===== Exercise materials
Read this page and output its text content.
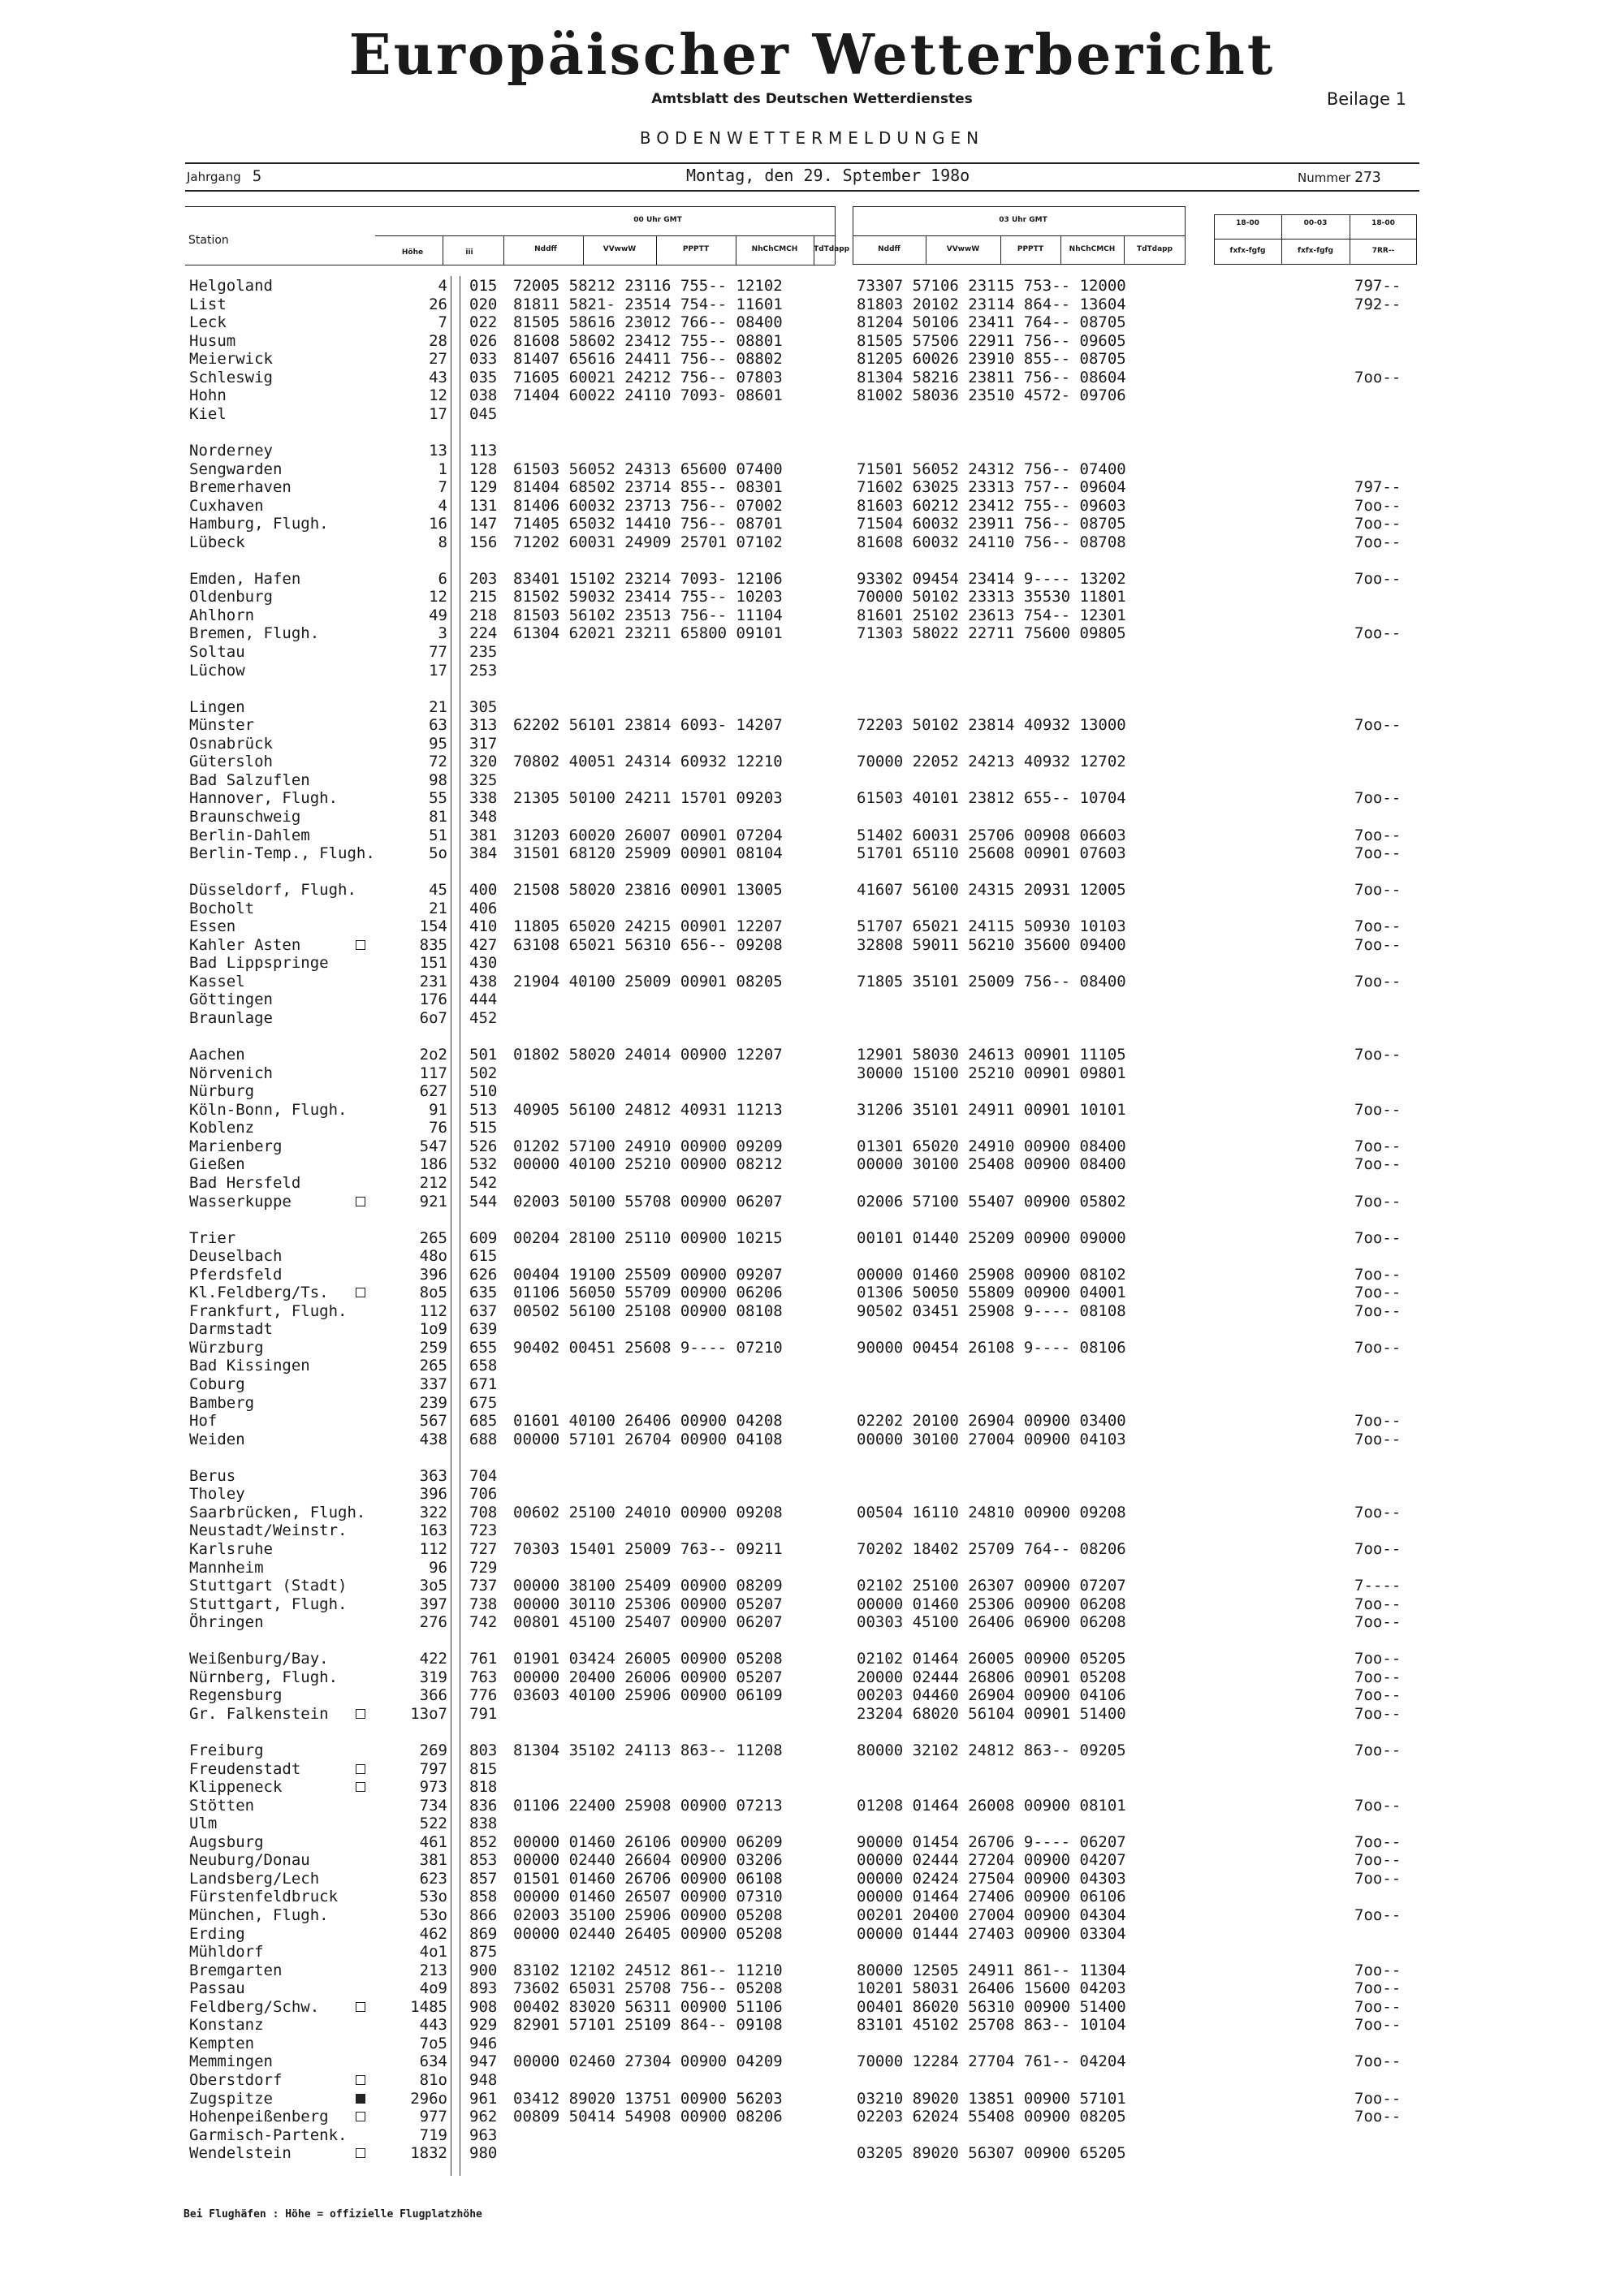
Europäischer Wetterbericht
Amtsblatt des Deutschen Wetterdienstes	Beilage 1
BODENWETTERMELDUNGEN
Jahrgang 5	Montag, den 29. Sptember 198o	Nummer 273
Station
Höhe	iii
00 Uhr GMT	03 Uhr GMT
Nddff	VVwwW	PPPTT	NhChCMCH	TdTdapp	Nddff	VVwwW	PPPTT	NhChCMCH	TdTdapp
18-00	00-03	18-00
fxfx-fgfg	fxfx-fgfg	7RR--
Helgoland	4 015 72005 58212 23116 755-- 12102	73307 57106 23115 753-- 12000	797--
List	26 020 81811 5821- 23514 754-- 11601	81803 20102 23114 864-- 13604	792--
Leck	7 022 81505 58616 23012 766-- 08400	81204 50106 23411 764-- 08705
Husum	28 026 81608 58602 23412 755-- 08801	81505 57506 22911 756-- 09605
Meierwick	27 033 81407 65616 24411 756-- 08802	81205 60026 23910 855-- 08705
Schleswig	43 035 71605 60021 24212 756-- 07803	81304 58216 23811 756-- 08604	7oo--
Hohn	12 038 71404 60022 24110 7093- 08601	81002 58036 23510 4572- 09706
Kiel	17 045
Norderney	13 113
Sengwarden	1 128 61503 56052 24313 65600 07400	71501 56052 24312 756-- 07400
Bremerhaven	7 129 81404 68502 23714 855-- 08301	71602 63025 23313 757-- 09604	797--
Cuxhaven	4 131 81406 60032 23713 756-- 07002	81603 60212 23412 755-- 09603	7oo--
Hamburg, Flugh.	16 147 71405 65032 14410 756-- 08701	71504 60032 23911 756-- 08705	7oo--
Lübeck	8 156 71202 60031 24909 25701 07102	81608 60032 24110 756-- 08708	7oo--
Emden, Hafen	6 203 83401 15102 23214 7093- 12106	93302 09454 23414 9---- 13202	7oo--
Oldenburg	12 215 81502 59032 23414 755-- 10203	70000 50102 23313 35530 11801
Ahlhorn	49 218 81503 56102 23513 756-- 11104	81601 25102 23613 754-- 12301
Bremen, Flugh.	3 224 61304 62021 23211 65800 09101	71303 58022 22711 75600 09805	7oo--
Soltau	77 235
Lüchow	17 253
Lingen	21 305
Münster	63 313 62202 56101 23814 6093- 14207	72203 50102 23814 40932 13000	7oo--
Osnabrück	95 317
Gütersloh	72 320 70802 40051 24314 60932 12210	70000 22052 24213 40932 12702
Bad Salzuflen	98 325
Hannover, Flugh.	55 338 21305 50100 24211 15701 09203	61503 40101 23812 655-- 10704	7oo--
Braunschweig	81 348
Berlin-Dahlem	51 381 31203 60020 26007 00901 07204	51402 60031 25706 00908 06603	7oo--
Berlin-Temp., Flugh.	5o 384 31501 68120 25909 00901 08104	51701 65110 25608 00901 07603	7oo--
Düsseldorf, Flugh.	45 400 21508 58020 23816 00901 13005	41607 56100 24315 20931 12005	7oo--
Bocholt	21 406
Essen	154 410 11805 65020 24215 00901 12207	51707 65021 24115 50930 10103	7oo--
Kahler Asten	835 427 63108 65021 56310 656-- 09208	32808 59011 56210 35600 09400	7oo--
Bad Lippspringe	151 430
Kassel	231 438 21904 40100 25009 00901 08205	71805 35101 25009 756-- 08400	7oo--
Göttingen	176 444
Braunlage	6o7 452
Aachen	2o2 501 01802 58020 24014 00900 12207	12901 58030 24613 00901 11105	7oo--
Nörvenich	117 502	30000 15100 25210 00901 09801
Nürburg	627 510
Köln-Bonn, Flugh.	91 513 40905 56100 24812 40931 11213	31206 35101 24911 00901 10101	7oo--
Koblenz	76 515
Marienberg	547 526 01202 57100 24910 00900 09209	01301 65020 24910 00900 08400	7oo--
Gießen	186 532 00000 40100 25210 00900 08212	00000 30100 25408 00900 08400	7oo--
Bad Hersfeld	212 542
Wasserkuppe	921 544 02003 50100 55708 00900 06207	02006 57100 55407 00900 05802	7oo--
Trier	265 609 00204 28100 25110 00900 10215	00101 01440 25209 00900 09000	7oo--
Deuselbach	48o 615
Pferdsfeld	396 626 00404 19100 25509 00900 09207	00000 01460 25908 00900 08102	7oo--
Kl.Feldberg/Ts.	8o5 635 01106 56050 55709 00900 06206	01306 50050 55809 00900 04001	7oo--
Frankfurt, Flugh.	112 637 00502 56100 25108 00900 08108	90502 03451 25908 9---- 08108	7oo--
Darmstadt	1o9 639
Würzburg	259 655 90402 00451 25608 9---- 07210	90000 00454 26108 9---- 08106	7oo--
Bad Kissingen	265 658
Coburg	337 671
Bamberg	239 675
Hof	567 685 01601 40100 26406 00900 04208	02202 20100 26904 00900 03400	7oo--
Weiden	438 688 00000 57101 26704 00900 04108	00000 30100 27004 00900 04103	7oo--
Berus	363 704
Tholey	396 706
Saarbrücken, Flugh.	322 708 00602 25100 24010 00900 09208	00504 16110 24810 00900 09208	7oo--
Neustadt/Weinstr.	163 723
Karlsruhe	112 727 70303 15401 25009 763-- 09211	70202 18402 25709 764-- 08206	7oo--
Mannheim	96 729
Stuttgart (Stadt)	3o5 737 00000 38100 25409 00900 08209	02102 25100 26307 00900 07207	7----
Stuttgart, Flugh.	397 738 00000 30110 25306 00900 05207	00000 01460 25306 00900 06208	7oo--
Öhringen	276 742 00801 45100 25407 00900 06207	00303 45100 26406 06900 06208	7oo--
Weißenburg/Bay.	422 761 01901 03424 26005 00900 05208	02102 01464 26005 00900 05205	7oo--
Nürnberg, Flugh.	319 763 00000 20400 26006 00900 05207	20000 02444 26806 00901 05208	7oo--
Regensburg	366 776 03603 40100 25906 00900 06109	00203 04460 26904 00900 04106	7oo--
Gr. Falkenstein	13o7 791	23204 68020 56104 00901 51400	7oo--
Freiburg	269 803 81304 35102 24113 863-- 11208	80000 32102 24812 863-- 09205	7oo--
Freudenstadt	797 815
Klippeneck	973 818
Stötten	734 836 01106 22400 25908 00900 07213	01208 01464 26008 00900 08101	7oo--
Ulm	522 838
Augsburg	461 852 00000 01460 26106 00900 06209	90000 01454 26706 9---- 06207	7oo--
Neuburg/Donau	381 853 00000 02440 26604 00900 03206	00000 02444 27204 00900 04207	7oo--
Landsberg/Lech	623 857 01501 01460 26706 00900 06108	00000 02424 27504 00900 04303	7oo--
Fürstenfeldbruck	53o 858 00000 01460 26507 00900 07310	00000 01464 27406 00900 06106
München, Flugh.	53o 866 02003 35100 25906 00900 05208	00201 20400 27004 00900 04304	7oo--
Erding	462 869 00000 02440 26405 00900 05208	00000 01444 27403 00900 03304
Mühldorf	4o1 875
Bremgarten	213 900 83102 12102 24512 861-- 11210	80000 12505 24911 861-- 11304	7oo--
Passau	4o9 893 73602 65031 25708 756-- 05208	10201 58031 26406 15600 04203	7oo--
Feldberg/Schw.	1485 908 00402 83020 56311 00900 51106	00401 86020 56310 00900 51400	7oo--
Konstanz	443 929 82901 57101 25109 864-- 09108	83101 45102 25708 863-- 10104	7oo--
Kempten	7o5 946
Memmingen	634 947 00000 02460 27304 00900 04209	70000 12284 27704 761-- 04204	7oo--
Oberstdorf	81o 948
Zugspitze	296o 961 03412 89020 13751 00900 56203	03210 89020 13851 00900 57101	7oo--
Hohenpeißenberg	977 962 00809 50414 54908 00900 08206	02203 62024 55408 00900 08205	7oo--
Garmisch-Partenk.	719 963
Wendelstein	1832 980	03205 89020 56307 00900 65205
Bei Flughäfen : Höhe = offizielle Flugplatzhöhe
==========
- [Set exercise]: Only lines that contain the word "Feldberg" are wanted; copy each of them.

- [Task answer]:
Kl.Feldberg/Ts.	8o5 635 01106 56050 55709 00900 06206	01306 50050 55809 00900 04001	7oo--
Feldberg/Schw.	1485 908 00402 83020 56311 00900 51106	00401 86020 56310 00900 51400	7oo--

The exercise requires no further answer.